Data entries

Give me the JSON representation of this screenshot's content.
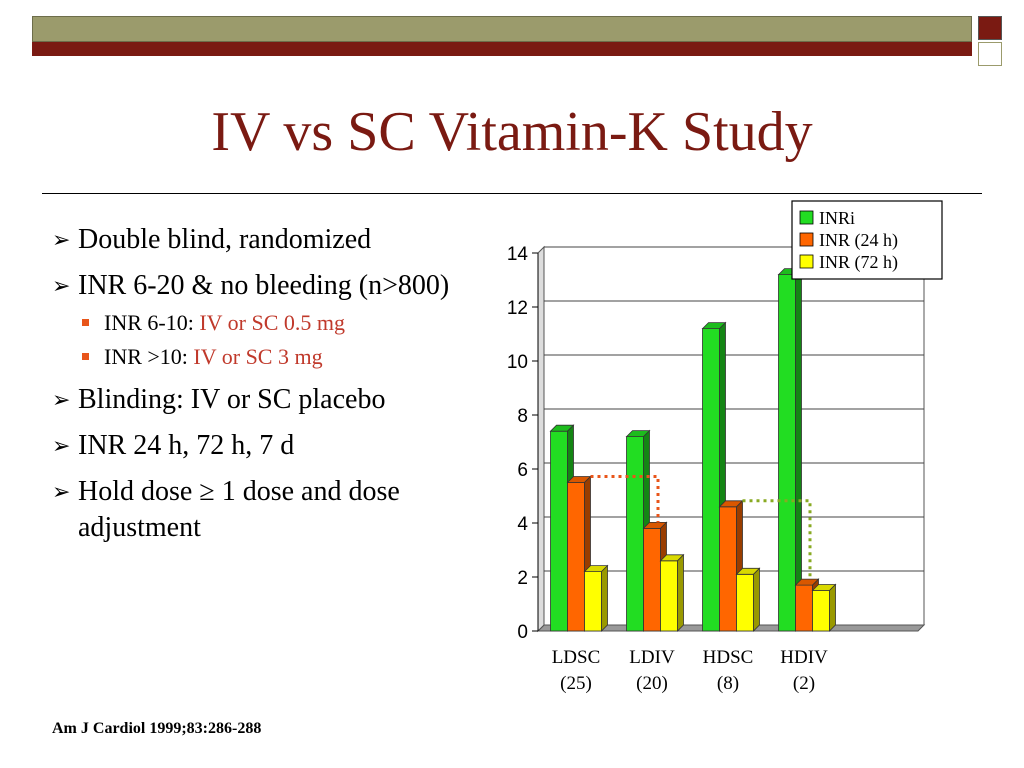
{
  "title": "IV vs SC Vitamin-K Study",
  "bullets": [
    {
      "text": "Double blind, randomized"
    },
    {
      "text": "INR 6-20 & no bleeding (n>800)",
      "sub": [
        {
          "label": "INR 6-10: ",
          "value": "IV or SC 0.5 mg"
        },
        {
          "label": "INR >10: ",
          "value": "IV or SC 3 mg"
        }
      ]
    },
    {
      "text": "Blinding: IV or SC placebo"
    },
    {
      "text": "INR 24 h, 72 h, 7 d"
    },
    {
      "text": "Hold dose ≥ 1 dose and dose adjustment"
    }
  ],
  "reference": "Am J Cardiol 1999;83:286-288",
  "colors": {
    "accent": "#7a1a12",
    "olive": "#9b9b6c",
    "sub_value": "#c0392b"
  },
  "chart_data": {
    "type": "bar",
    "categories": [
      "LDSC",
      "LDIV",
      "HDSC",
      "HDIV"
    ],
    "category_counts": [
      "(25)",
      "(20)",
      "(8)",
      "(2)"
    ],
    "series": [
      {
        "name": "INRi",
        "color": "#22dd22",
        "values": [
          7.4,
          7.2,
          11.2,
          13.2
        ]
      },
      {
        "name": "INR (24 h)",
        "color": "#ff6600",
        "values": [
          5.5,
          3.8,
          4.6,
          1.7
        ]
      },
      {
        "name": "INR (72 h)",
        "color": "#ffff00",
        "values": [
          2.2,
          2.6,
          2.1,
          1.5
        ]
      }
    ],
    "ylim": [
      0,
      14
    ],
    "yticks": [
      0,
      2,
      4,
      6,
      8,
      10,
      12,
      14
    ],
    "grid": true,
    "legend": "top-right",
    "annotations": [
      {
        "type": "dotted-bracket",
        "from": "LDSC",
        "to": "LDIV",
        "series": "INR (24 h)",
        "color": "#e8551a"
      },
      {
        "type": "dotted-bracket",
        "from": "HDSC",
        "to": "HDIV",
        "series": "INR (24 h)",
        "color": "#88aa22"
      }
    ]
  }
}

GOAL OF THE EXERCISE —
Repeat the material above in full and exactly, apart from the pictures.

ANSWER BELOW —
Give me the JSON representation of this screenshot's content.
{
  "title": "IV vs SC Vitamin-K Study",
  "bullets": [
    {
      "text": "Double blind, randomized"
    },
    {
      "text": "INR 6-20 & no bleeding (n>800)",
      "sub": [
        {
          "label": "INR 6-10: ",
          "value": "IV or SC 0.5 mg"
        },
        {
          "label": "INR >10: ",
          "value": "IV or SC 3 mg"
        }
      ]
    },
    {
      "text": "Blinding: IV or SC placebo"
    },
    {
      "text": "INR 24 h, 72 h, 7 d"
    },
    {
      "text": "Hold dose ≥ 1 dose and dose adjustment"
    }
  ],
  "reference": "Am J Cardiol 1999;83:286-288",
  "colors": {
    "accent": "#7a1a12",
    "olive": "#9b9b6c",
    "sub_value": "#c0392b"
  },
  "chart_data": {
    "type": "bar",
    "categories": [
      "LDSC",
      "LDIV",
      "HDSC",
      "HDIV"
    ],
    "category_counts": [
      "(25)",
      "(20)",
      "(8)",
      "(2)"
    ],
    "series": [
      {
        "name": "INRi",
        "color": "#22dd22",
        "values": [
          7.4,
          7.2,
          11.2,
          13.2
        ]
      },
      {
        "name": "INR (24 h)",
        "color": "#ff6600",
        "values": [
          5.5,
          3.8,
          4.6,
          1.7
        ]
      },
      {
        "name": "INR (72 h)",
        "color": "#ffff00",
        "values": [
          2.2,
          2.6,
          2.1,
          1.5
        ]
      }
    ],
    "ylim": [
      0,
      14
    ],
    "yticks": [
      0,
      2,
      4,
      6,
      8,
      10,
      12,
      14
    ],
    "grid": true,
    "legend": "top-right",
    "annotations": [
      {
        "type": "dotted-bracket",
        "from": "LDSC",
        "to": "LDIV",
        "series": "INR (24 h)",
        "color": "#e8551a"
      },
      {
        "type": "dotted-bracket",
        "from": "HDSC",
        "to": "HDIV",
        "series": "INR (24 h)",
        "color": "#88aa22"
      }
    ]
  }
}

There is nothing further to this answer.